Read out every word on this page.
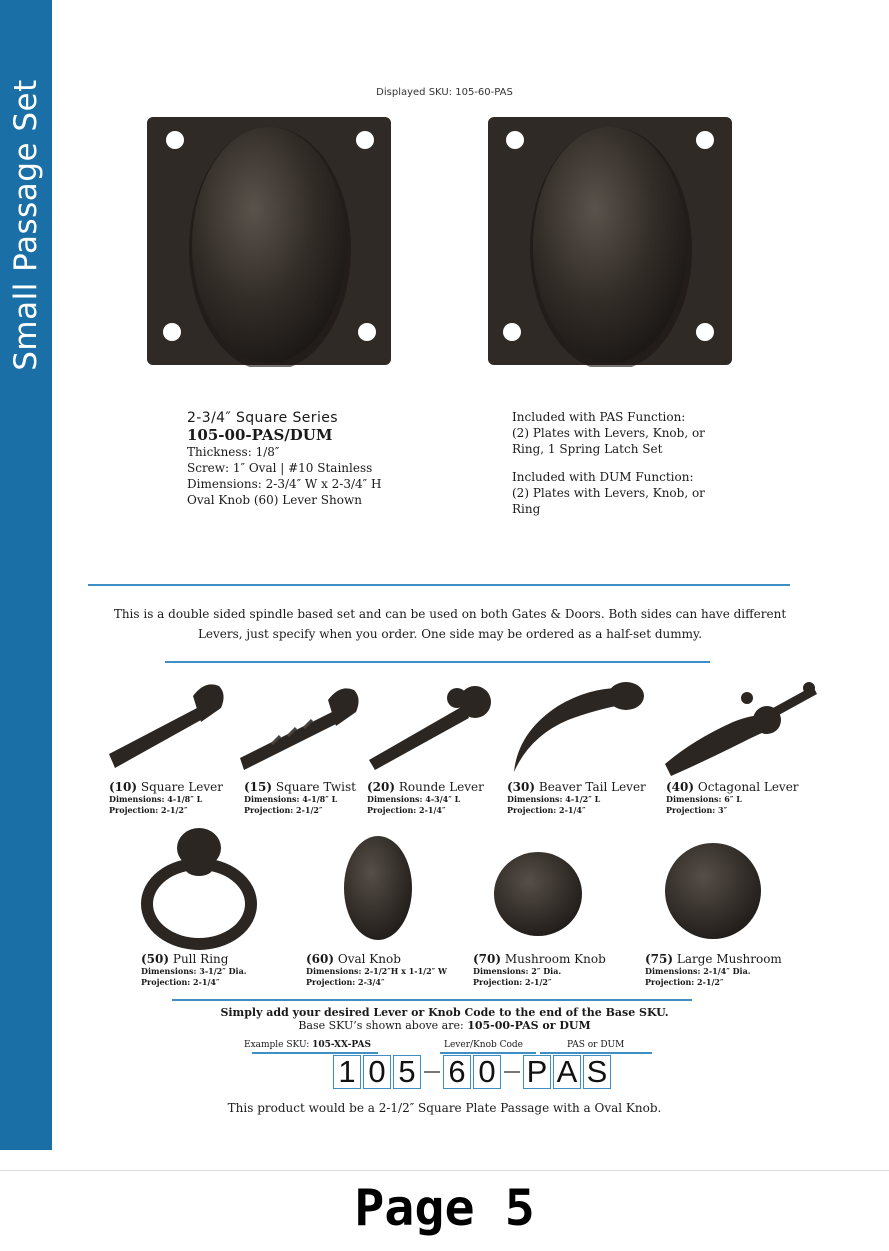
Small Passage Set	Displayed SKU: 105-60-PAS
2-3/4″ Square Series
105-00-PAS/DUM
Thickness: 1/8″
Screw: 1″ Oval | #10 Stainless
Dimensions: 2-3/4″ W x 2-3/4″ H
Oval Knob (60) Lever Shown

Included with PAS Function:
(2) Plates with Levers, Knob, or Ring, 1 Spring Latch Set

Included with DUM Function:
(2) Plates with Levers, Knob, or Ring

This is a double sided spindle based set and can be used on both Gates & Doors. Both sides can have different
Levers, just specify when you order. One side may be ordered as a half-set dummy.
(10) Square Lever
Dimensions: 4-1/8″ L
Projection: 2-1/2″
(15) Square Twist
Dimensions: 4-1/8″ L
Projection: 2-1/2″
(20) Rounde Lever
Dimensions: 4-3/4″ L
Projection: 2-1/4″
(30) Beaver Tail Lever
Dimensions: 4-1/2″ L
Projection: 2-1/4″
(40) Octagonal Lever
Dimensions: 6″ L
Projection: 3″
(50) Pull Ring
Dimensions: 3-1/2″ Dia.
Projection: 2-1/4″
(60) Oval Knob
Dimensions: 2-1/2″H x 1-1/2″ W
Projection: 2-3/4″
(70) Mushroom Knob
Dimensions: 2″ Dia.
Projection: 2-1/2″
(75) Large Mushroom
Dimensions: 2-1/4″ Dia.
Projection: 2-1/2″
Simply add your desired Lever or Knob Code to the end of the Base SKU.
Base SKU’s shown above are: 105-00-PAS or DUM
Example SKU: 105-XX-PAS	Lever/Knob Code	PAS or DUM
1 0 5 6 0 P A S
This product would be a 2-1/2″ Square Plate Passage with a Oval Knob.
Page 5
___
**Problem:**
Check each line of the records for the string "Included" and state how many lines contain it. Give only the number.

**Solved problem:**
2